Task instructions:
Provide an exact copy of the data, excluding the images.

The data:
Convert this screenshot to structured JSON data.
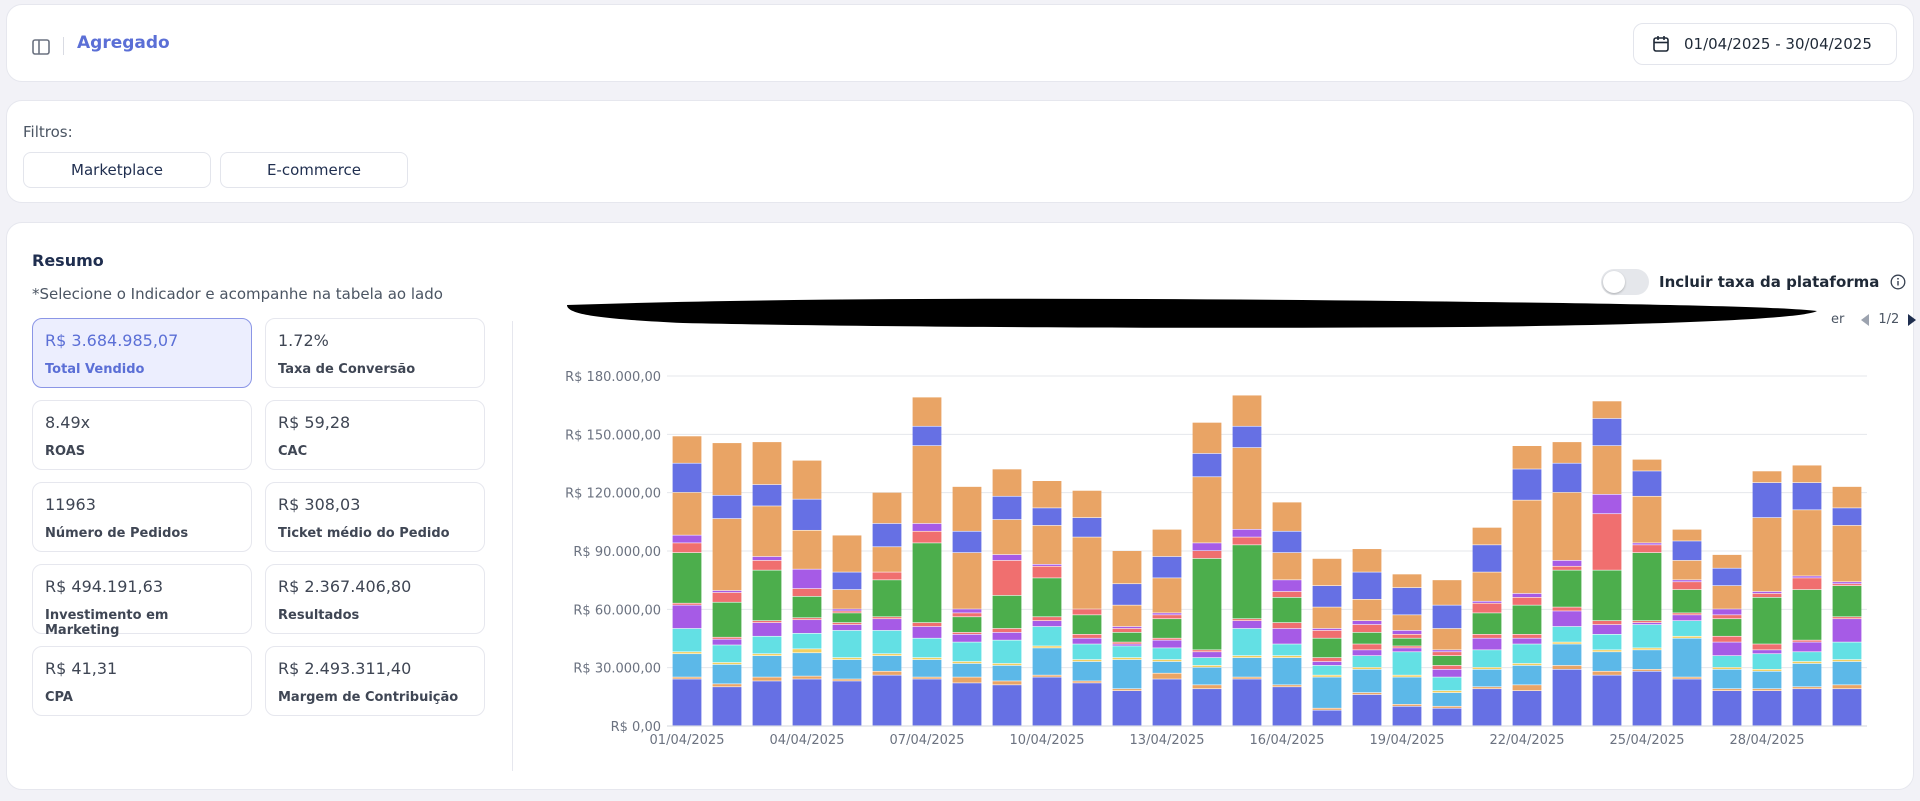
{
  "header": {
    "title": "Agregado",
    "date_range": "01/04/2025 - 30/04/2025"
  },
  "filters": {
    "label": "Filtros:",
    "buttons": [
      "Marketplace",
      "E-commerce"
    ]
  },
  "summary": {
    "title": "Resumo",
    "subtitle": "*Selecione o Indicador e acompanhe na tabela ao lado",
    "metrics": [
      {
        "value": "R$ 3.684.985,07",
        "label": "Total Vendido"
      },
      {
        "value": "1.72%",
        "label": "Taxa de Conversão"
      },
      {
        "value": "8.49x",
        "label": "ROAS"
      },
      {
        "value": "R$ 59,28",
        "label": "CAC"
      },
      {
        "value": "11963",
        "label": "Número de Pedidos"
      },
      {
        "value": "R$ 308,03",
        "label": "Ticket médio do Pedido"
      },
      {
        "value": "R$ 494.191,63",
        "label": "Investimento em Marketing"
      },
      {
        "value": "R$ 2.367.406,80",
        "label": "Resultados"
      },
      {
        "value": "R$ 41,31",
        "label": "CPA"
      },
      {
        "value": "R$ 2.493.311,40",
        "label": "Margem de Contribuição"
      }
    ],
    "toggle_label": "Incluir taxa da plataforma",
    "toggle_on": false,
    "pager": "1/2",
    "legend_fragment": "er"
  },
  "chart_data": {
    "type": "bar",
    "stacked": true,
    "ylim": [
      0,
      180000
    ],
    "y_ticks": [
      "R$ 0,00",
      "R$ 30.000,00",
      "R$ 60.000,00",
      "R$ 90.000,00",
      "R$ 120.000,00",
      "R$ 150.000,00",
      "R$ 180.000,00"
    ],
    "x_tick_labels": [
      "01/04/2025",
      "04/04/2025",
      "07/04/2025",
      "10/04/2025",
      "13/04/2025",
      "16/04/2025",
      "19/04/2025",
      "22/04/2025",
      "25/04/2025",
      "28/04/2025"
    ],
    "categories": [
      "01/04/2025",
      "02/04/2025",
      "03/04/2025",
      "04/04/2025",
      "05/04/2025",
      "06/04/2025",
      "07/04/2025",
      "08/04/2025",
      "09/04/2025",
      "10/04/2025",
      "11/04/2025",
      "12/04/2025",
      "13/04/2025",
      "14/04/2025",
      "15/04/2025",
      "16/04/2025",
      "17/04/2025",
      "18/04/2025",
      "19/04/2025",
      "20/04/2025",
      "21/04/2025",
      "22/04/2025",
      "23/04/2025",
      "24/04/2025",
      "25/04/2025",
      "26/04/2025",
      "27/04/2025",
      "28/04/2025",
      "29/04/2025",
      "30/04/2025"
    ],
    "series": [
      {
        "color": "#6670e4",
        "values": [
          24000,
          20000,
          23000,
          24000,
          23000,
          26000,
          24000,
          22000,
          21000,
          25000,
          22000,
          18000,
          24000,
          19000,
          24000,
          20000,
          8000,
          16000,
          10000,
          9000,
          19000,
          18000,
          29000,
          26000,
          28000,
          24000,
          18000,
          18000,
          19000,
          19000
        ]
      },
      {
        "color": "#e9a465",
        "values": [
          1000,
          1500,
          2000,
          1500,
          1000,
          2000,
          1000,
          3000,
          2000,
          1000,
          1000,
          1000,
          3000,
          2000,
          1000,
          1000,
          1000,
          1000,
          1000,
          1000,
          1000,
          3000,
          2000,
          2000,
          1000,
          1000,
          1000,
          1000,
          1000,
          2000
        ]
      },
      {
        "color": "#5cb8e8",
        "values": [
          12000,
          10000,
          11000,
          12000,
          10000,
          8000,
          9000,
          7000,
          8000,
          14000,
          10000,
          15000,
          6000,
          9000,
          10000,
          14000,
          16000,
          12000,
          14000,
          7000,
          9000,
          10000,
          11000,
          10000,
          10000,
          20000,
          10000,
          9000,
          12000,
          12000
        ]
      },
      {
        "color": "#f2cf5f",
        "values": [
          1000,
          1000,
          1000,
          2000,
          1000,
          1000,
          1000,
          1000,
          1000,
          1000,
          1000,
          1000,
          1000,
          1000,
          1000,
          1000,
          1000,
          1000,
          1000,
          1000,
          1000,
          1000,
          1000,
          1000,
          1000,
          1000,
          1000,
          1000,
          1000,
          1000
        ]
      },
      {
        "color": "#63e0e4",
        "values": [
          12000,
          9000,
          9000,
          8000,
          14000,
          12000,
          10000,
          10000,
          12000,
          10000,
          8000,
          6000,
          6000,
          4000,
          14000,
          6000,
          5000,
          6000,
          12000,
          7000,
          9000,
          10000,
          8000,
          8000,
          12000,
          8000,
          6000,
          8000,
          5000,
          9000
        ]
      },
      {
        "color": "#a65be6",
        "values": [
          12000,
          3000,
          7000,
          7000,
          3000,
          6000,
          6000,
          4000,
          4000,
          3000,
          3000,
          1000,
          4000,
          3000,
          4000,
          8000,
          2000,
          3000,
          2000,
          4000,
          6000,
          3000,
          8000,
          5000,
          1000,
          3000,
          7000,
          2000,
          5000,
          12000
        ]
      },
      {
        "color": "#f06f6f",
        "values": [
          1000,
          1000,
          1000,
          1000,
          1000,
          1000,
          2000,
          1000,
          2000,
          2000,
          2000,
          1000,
          1000,
          1000,
          1000,
          3000,
          2000,
          3000,
          1000,
          2000,
          2000,
          2000,
          2000,
          2000,
          1000,
          1000,
          3000,
          3000,
          1000,
          1000
        ]
      },
      {
        "color": "#4cae4c",
        "values": [
          26000,
          18000,
          26000,
          11000,
          5000,
          19000,
          41000,
          8000,
          17000,
          20000,
          10000,
          5000,
          10000,
          47000,
          38000,
          13000,
          10000,
          6000,
          4000,
          5000,
          11000,
          15000,
          19000,
          26000,
          35000,
          12000,
          9000,
          24000,
          26000,
          16000
        ]
      },
      {
        "color": "#f06f6f",
        "values": [
          5000,
          5000,
          5000,
          4000,
          1000,
          4000,
          6000,
          2000,
          18000,
          6000,
          3000,
          2000,
          2000,
          4000,
          4000,
          3000,
          4000,
          4000,
          2000,
          2000,
          5000,
          4000,
          2000,
          29000,
          4000,
          4000,
          2000,
          2000,
          6000,
          1000
        ]
      },
      {
        "color": "#a65be6",
        "values": [
          4000,
          1000,
          2000,
          10000,
          1000,
          0,
          4000,
          2000,
          3000,
          1000,
          0,
          1000,
          1000,
          4000,
          4000,
          6000,
          1000,
          2000,
          2000,
          1000,
          1000,
          2000,
          3000,
          10000,
          1000,
          1000,
          3000,
          1000,
          1000,
          1000
        ]
      },
      {
        "color": "#e9a465",
        "values": [
          22000,
          37000,
          26000,
          20000,
          10000,
          13000,
          40000,
          29000,
          18000,
          20000,
          37000,
          11000,
          18000,
          34000,
          42000,
          14000,
          11000,
          11000,
          8000,
          11000,
          15000,
          48000,
          35000,
          25000,
          24000,
          10000,
          12000,
          38000,
          34000,
          29000
        ]
      },
      {
        "color": "#6670e4",
        "values": [
          15000,
          12000,
          11000,
          16000,
          9000,
          12000,
          10000,
          11000,
          12000,
          9000,
          10000,
          11000,
          11000,
          12000,
          11000,
          11000,
          11000,
          14000,
          14000,
          12000,
          14000,
          16000,
          15000,
          14000,
          13000,
          10000,
          9000,
          18000,
          14000,
          9000
        ]
      },
      {
        "color": "#e9a465",
        "values": [
          14000,
          27000,
          22000,
          20000,
          19000,
          16000,
          15000,
          23000,
          14000,
          14000,
          14000,
          17000,
          14000,
          16000,
          16000,
          15000,
          14000,
          12000,
          7000,
          13000,
          9000,
          12000,
          11000,
          9000,
          6000,
          6000,
          7000,
          6000,
          9000,
          11000
        ]
      }
    ]
  }
}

Written solution:
Convert this screenshot to structured JSON data.
{
  "header": {
    "title": "Agregado",
    "date_range": "01/04/2025 - 30/04/2025"
  },
  "filters": {
    "label": "Filtros:",
    "buttons": [
      "Marketplace",
      "E-commerce"
    ]
  },
  "summary": {
    "title": "Resumo",
    "subtitle": "*Selecione o Indicador e acompanhe na tabela ao lado",
    "metrics": [
      {
        "value": "R$ 3.684.985,07",
        "label": "Total Vendido"
      },
      {
        "value": "1.72%",
        "label": "Taxa de Conversão"
      },
      {
        "value": "8.49x",
        "label": "ROAS"
      },
      {
        "value": "R$ 59,28",
        "label": "CAC"
      },
      {
        "value": "11963",
        "label": "Número de Pedidos"
      },
      {
        "value": "R$ 308,03",
        "label": "Ticket médio do Pedido"
      },
      {
        "value": "R$ 494.191,63",
        "label": "Investimento em Marketing"
      },
      {
        "value": "R$ 2.367.406,80",
        "label": "Resultados"
      },
      {
        "value": "R$ 41,31",
        "label": "CPA"
      },
      {
        "value": "R$ 2.493.311,40",
        "label": "Margem de Contribuição"
      }
    ],
    "toggle_label": "Incluir taxa da plataforma",
    "toggle_on": false,
    "pager": "1/2",
    "legend_fragment": "er"
  },
  "chart_data": {
    "type": "bar",
    "stacked": true,
    "ylim": [
      0,
      180000
    ],
    "y_ticks": [
      "R$ 0,00",
      "R$ 30.000,00",
      "R$ 60.000,00",
      "R$ 90.000,00",
      "R$ 120.000,00",
      "R$ 150.000,00",
      "R$ 180.000,00"
    ],
    "x_tick_labels": [
      "01/04/2025",
      "04/04/2025",
      "07/04/2025",
      "10/04/2025",
      "13/04/2025",
      "16/04/2025",
      "19/04/2025",
      "22/04/2025",
      "25/04/2025",
      "28/04/2025"
    ],
    "categories": [
      "01/04/2025",
      "02/04/2025",
      "03/04/2025",
      "04/04/2025",
      "05/04/2025",
      "06/04/2025",
      "07/04/2025",
      "08/04/2025",
      "09/04/2025",
      "10/04/2025",
      "11/04/2025",
      "12/04/2025",
      "13/04/2025",
      "14/04/2025",
      "15/04/2025",
      "16/04/2025",
      "17/04/2025",
      "18/04/2025",
      "19/04/2025",
      "20/04/2025",
      "21/04/2025",
      "22/04/2025",
      "23/04/2025",
      "24/04/2025",
      "25/04/2025",
      "26/04/2025",
      "27/04/2025",
      "28/04/2025",
      "29/04/2025",
      "30/04/2025"
    ],
    "series": [
      {
        "color": "#6670e4",
        "values": [
          24000,
          20000,
          23000,
          24000,
          23000,
          26000,
          24000,
          22000,
          21000,
          25000,
          22000,
          18000,
          24000,
          19000,
          24000,
          20000,
          8000,
          16000,
          10000,
          9000,
          19000,
          18000,
          29000,
          26000,
          28000,
          24000,
          18000,
          18000,
          19000,
          19000
        ]
      },
      {
        "color": "#e9a465",
        "values": [
          1000,
          1500,
          2000,
          1500,
          1000,
          2000,
          1000,
          3000,
          2000,
          1000,
          1000,
          1000,
          3000,
          2000,
          1000,
          1000,
          1000,
          1000,
          1000,
          1000,
          1000,
          3000,
          2000,
          2000,
          1000,
          1000,
          1000,
          1000,
          1000,
          2000
        ]
      },
      {
        "color": "#5cb8e8",
        "values": [
          12000,
          10000,
          11000,
          12000,
          10000,
          8000,
          9000,
          7000,
          8000,
          14000,
          10000,
          15000,
          6000,
          9000,
          10000,
          14000,
          16000,
          12000,
          14000,
          7000,
          9000,
          10000,
          11000,
          10000,
          10000,
          20000,
          10000,
          9000,
          12000,
          12000
        ]
      },
      {
        "color": "#f2cf5f",
        "values": [
          1000,
          1000,
          1000,
          2000,
          1000,
          1000,
          1000,
          1000,
          1000,
          1000,
          1000,
          1000,
          1000,
          1000,
          1000,
          1000,
          1000,
          1000,
          1000,
          1000,
          1000,
          1000,
          1000,
          1000,
          1000,
          1000,
          1000,
          1000,
          1000,
          1000
        ]
      },
      {
        "color": "#63e0e4",
        "values": [
          12000,
          9000,
          9000,
          8000,
          14000,
          12000,
          10000,
          10000,
          12000,
          10000,
          8000,
          6000,
          6000,
          4000,
          14000,
          6000,
          5000,
          6000,
          12000,
          7000,
          9000,
          10000,
          8000,
          8000,
          12000,
          8000,
          6000,
          8000,
          5000,
          9000
        ]
      },
      {
        "color": "#a65be6",
        "values": [
          12000,
          3000,
          7000,
          7000,
          3000,
          6000,
          6000,
          4000,
          4000,
          3000,
          3000,
          1000,
          4000,
          3000,
          4000,
          8000,
          2000,
          3000,
          2000,
          4000,
          6000,
          3000,
          8000,
          5000,
          1000,
          3000,
          7000,
          2000,
          5000,
          12000
        ]
      },
      {
        "color": "#f06f6f",
        "values": [
          1000,
          1000,
          1000,
          1000,
          1000,
          1000,
          2000,
          1000,
          2000,
          2000,
          2000,
          1000,
          1000,
          1000,
          1000,
          3000,
          2000,
          3000,
          1000,
          2000,
          2000,
          2000,
          2000,
          2000,
          1000,
          1000,
          3000,
          3000,
          1000,
          1000
        ]
      },
      {
        "color": "#4cae4c",
        "values": [
          26000,
          18000,
          26000,
          11000,
          5000,
          19000,
          41000,
          8000,
          17000,
          20000,
          10000,
          5000,
          10000,
          47000,
          38000,
          13000,
          10000,
          6000,
          4000,
          5000,
          11000,
          15000,
          19000,
          26000,
          35000,
          12000,
          9000,
          24000,
          26000,
          16000
        ]
      },
      {
        "color": "#f06f6f",
        "values": [
          5000,
          5000,
          5000,
          4000,
          1000,
          4000,
          6000,
          2000,
          18000,
          6000,
          3000,
          2000,
          2000,
          4000,
          4000,
          3000,
          4000,
          4000,
          2000,
          2000,
          5000,
          4000,
          2000,
          29000,
          4000,
          4000,
          2000,
          2000,
          6000,
          1000
        ]
      },
      {
        "color": "#a65be6",
        "values": [
          4000,
          1000,
          2000,
          10000,
          1000,
          0,
          4000,
          2000,
          3000,
          1000,
          0,
          1000,
          1000,
          4000,
          4000,
          6000,
          1000,
          2000,
          2000,
          1000,
          1000,
          2000,
          3000,
          10000,
          1000,
          1000,
          3000,
          1000,
          1000,
          1000
        ]
      },
      {
        "color": "#e9a465",
        "values": [
          22000,
          37000,
          26000,
          20000,
          10000,
          13000,
          40000,
          29000,
          18000,
          20000,
          37000,
          11000,
          18000,
          34000,
          42000,
          14000,
          11000,
          11000,
          8000,
          11000,
          15000,
          48000,
          35000,
          25000,
          24000,
          10000,
          12000,
          38000,
          34000,
          29000
        ]
      },
      {
        "color": "#6670e4",
        "values": [
          15000,
          12000,
          11000,
          16000,
          9000,
          12000,
          10000,
          11000,
          12000,
          9000,
          10000,
          11000,
          11000,
          12000,
          11000,
          11000,
          11000,
          14000,
          14000,
          12000,
          14000,
          16000,
          15000,
          14000,
          13000,
          10000,
          9000,
          18000,
          14000,
          9000
        ]
      },
      {
        "color": "#e9a465",
        "values": [
          14000,
          27000,
          22000,
          20000,
          19000,
          16000,
          15000,
          23000,
          14000,
          14000,
          14000,
          17000,
          14000,
          16000,
          16000,
          15000,
          14000,
          12000,
          7000,
          13000,
          9000,
          12000,
          11000,
          9000,
          6000,
          6000,
          7000,
          6000,
          9000,
          11000
        ]
      }
    ]
  }
}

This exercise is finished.